→ **Work to do**
Go through the records underneath and write each one out again exactly.

====== Recorded information ======

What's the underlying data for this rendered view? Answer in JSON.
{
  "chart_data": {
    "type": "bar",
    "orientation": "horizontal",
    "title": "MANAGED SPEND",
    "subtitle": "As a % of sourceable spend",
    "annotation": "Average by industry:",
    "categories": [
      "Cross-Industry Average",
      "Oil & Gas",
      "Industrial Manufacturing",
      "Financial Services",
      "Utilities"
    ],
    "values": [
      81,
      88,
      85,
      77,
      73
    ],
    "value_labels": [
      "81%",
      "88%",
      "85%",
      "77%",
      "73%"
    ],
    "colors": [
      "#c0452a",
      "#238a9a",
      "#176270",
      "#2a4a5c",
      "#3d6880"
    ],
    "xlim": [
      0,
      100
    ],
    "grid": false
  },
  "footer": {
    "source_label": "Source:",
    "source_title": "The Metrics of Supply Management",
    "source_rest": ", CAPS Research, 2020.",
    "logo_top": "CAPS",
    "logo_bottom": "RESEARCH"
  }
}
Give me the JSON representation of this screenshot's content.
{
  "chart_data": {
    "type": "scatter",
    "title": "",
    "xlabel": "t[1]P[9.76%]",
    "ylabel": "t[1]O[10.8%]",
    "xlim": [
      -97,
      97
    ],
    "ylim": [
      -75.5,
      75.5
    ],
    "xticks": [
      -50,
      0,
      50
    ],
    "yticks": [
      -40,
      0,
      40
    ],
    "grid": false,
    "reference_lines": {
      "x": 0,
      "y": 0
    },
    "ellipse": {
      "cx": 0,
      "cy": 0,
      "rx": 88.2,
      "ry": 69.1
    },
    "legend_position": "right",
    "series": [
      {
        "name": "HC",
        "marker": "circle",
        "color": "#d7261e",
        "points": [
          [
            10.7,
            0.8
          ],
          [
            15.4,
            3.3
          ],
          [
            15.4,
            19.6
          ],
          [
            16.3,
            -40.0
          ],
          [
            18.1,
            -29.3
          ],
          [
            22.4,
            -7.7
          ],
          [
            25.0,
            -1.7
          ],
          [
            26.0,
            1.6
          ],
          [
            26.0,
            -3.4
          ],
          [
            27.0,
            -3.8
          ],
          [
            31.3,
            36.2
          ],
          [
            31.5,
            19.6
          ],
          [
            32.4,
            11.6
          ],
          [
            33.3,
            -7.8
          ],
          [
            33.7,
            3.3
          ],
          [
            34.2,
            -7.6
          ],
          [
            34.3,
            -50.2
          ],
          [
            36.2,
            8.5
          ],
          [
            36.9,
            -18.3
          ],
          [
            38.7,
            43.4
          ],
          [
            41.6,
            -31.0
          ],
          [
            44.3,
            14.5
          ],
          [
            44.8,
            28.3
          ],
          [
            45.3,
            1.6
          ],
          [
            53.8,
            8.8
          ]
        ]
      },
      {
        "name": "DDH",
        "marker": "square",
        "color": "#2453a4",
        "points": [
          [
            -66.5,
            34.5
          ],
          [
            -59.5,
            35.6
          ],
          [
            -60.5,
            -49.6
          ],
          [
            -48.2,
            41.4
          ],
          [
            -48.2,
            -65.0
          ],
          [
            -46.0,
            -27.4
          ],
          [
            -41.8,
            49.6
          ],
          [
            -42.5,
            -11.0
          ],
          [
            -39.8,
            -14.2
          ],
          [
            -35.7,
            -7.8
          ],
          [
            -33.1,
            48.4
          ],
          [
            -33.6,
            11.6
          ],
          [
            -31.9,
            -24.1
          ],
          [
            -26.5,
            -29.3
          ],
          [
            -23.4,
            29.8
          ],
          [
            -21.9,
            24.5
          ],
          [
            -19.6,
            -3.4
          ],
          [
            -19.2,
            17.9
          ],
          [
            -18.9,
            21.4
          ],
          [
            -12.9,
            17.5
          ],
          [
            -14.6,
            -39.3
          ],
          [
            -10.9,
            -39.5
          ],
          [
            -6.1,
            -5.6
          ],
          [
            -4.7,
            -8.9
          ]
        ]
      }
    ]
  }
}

======

→ **Exercise response**
What's the underlying data for this rendered view? Answer in JSON.
{
  "chart_data": {
    "type": "bar",
    "orientation": "horizontal",
    "title": "MANAGED SPEND",
    "subtitle": "As a % of sourceable spend",
    "annotation": "Average by industry:",
    "categories": [
      "Cross-Industry Average",
      "Oil & Gas",
      "Industrial Manufacturing",
      "Financial Services",
      "Utilities"
    ],
    "values": [
      81,
      88,
      85,
      77,
      73
    ],
    "value_labels": [
      "81%",
      "88%",
      "85%",
      "77%",
      "73%"
    ],
    "colors": [
      "#c0452a",
      "#238a9a",
      "#176270",
      "#2a4a5c",
      "#3d6880"
    ],
    "xlim": [
      0,
      100
    ],
    "grid": false
  },
  "footer": {
    "source_label": "Source:",
    "source_title": "The Metrics of Supply Management",
    "source_rest": ", CAPS Research, 2020.",
    "logo_top": "CAPS",
    "logo_bottom": "RESEARCH"
  }
}
Give me the JSON representation of this screenshot's content.
{
  "chart_data": {
    "type": "scatter",
    "title": "",
    "xlabel": "t[1]P[9.76%]",
    "ylabel": "t[1]O[10.8%]",
    "xlim": [
      -97,
      97
    ],
    "ylim": [
      -75.5,
      75.5
    ],
    "xticks": [
      -50,
      0,
      50
    ],
    "yticks": [
      -40,
      0,
      40
    ],
    "grid": false,
    "reference_lines": {
      "x": 0,
      "y": 0
    },
    "ellipse": {
      "cx": 0,
      "cy": 0,
      "rx": 88.2,
      "ry": 69.1
    },
    "legend_position": "right",
    "series": [
      {
        "name": "HC",
        "marker": "circle",
        "color": "#d7261e",
        "points": [
          [
            10.7,
            0.8
          ],
          [
            15.4,
            3.3
          ],
          [
            15.4,
            19.6
          ],
          [
            16.3,
            -40.0
          ],
          [
            18.1,
            -29.3
          ],
          [
            22.4,
            -7.7
          ],
          [
            25.0,
            -1.7
          ],
          [
            26.0,
            1.6
          ],
          [
            26.0,
            -3.4
          ],
          [
            27.0,
            -3.8
          ],
          [
            31.3,
            36.2
          ],
          [
            31.5,
            19.6
          ],
          [
            32.4,
            11.6
          ],
          [
            33.3,
            -7.8
          ],
          [
            33.7,
            3.3
          ],
          [
            34.2,
            -7.6
          ],
          [
            34.3,
            -50.2
          ],
          [
            36.2,
            8.5
          ],
          [
            36.9,
            -18.3
          ],
          [
            38.7,
            43.4
          ],
          [
            41.6,
            -31.0
          ],
          [
            44.3,
            14.5
          ],
          [
            44.8,
            28.3
          ],
          [
            45.3,
            1.6
          ],
          [
            53.8,
            8.8
          ]
        ]
      },
      {
        "name": "DDH",
        "marker": "square",
        "color": "#2453a4",
        "points": [
          [
            -66.5,
            34.5
          ],
          [
            -59.5,
            35.6
          ],
          [
            -60.5,
            -49.6
          ],
          [
            -48.2,
            41.4
          ],
          [
            -48.2,
            -65.0
          ],
          [
            -46.0,
            -27.4
          ],
          [
            -41.8,
            49.6
          ],
          [
            -42.5,
            -11.0
          ],
          [
            -39.8,
            -14.2
          ],
          [
            -35.7,
            -7.8
          ],
          [
            -33.1,
            48.4
          ],
          [
            -33.6,
            11.6
          ],
          [
            -31.9,
            -24.1
          ],
          [
            -26.5,
            -29.3
          ],
          [
            -23.4,
            29.8
          ],
          [
            -21.9,
            24.5
          ],
          [
            -19.6,
            -3.4
          ],
          [
            -19.2,
            17.9
          ],
          [
            -18.9,
            21.4
          ],
          [
            -12.9,
            17.5
          ],
          [
            -14.6,
            -39.3
          ],
          [
            -10.9,
            -39.5
          ],
          [
            -6.1,
            -5.6
          ],
          [
            -4.7,
            -8.9
          ]
        ]
      }
    ]
  }
}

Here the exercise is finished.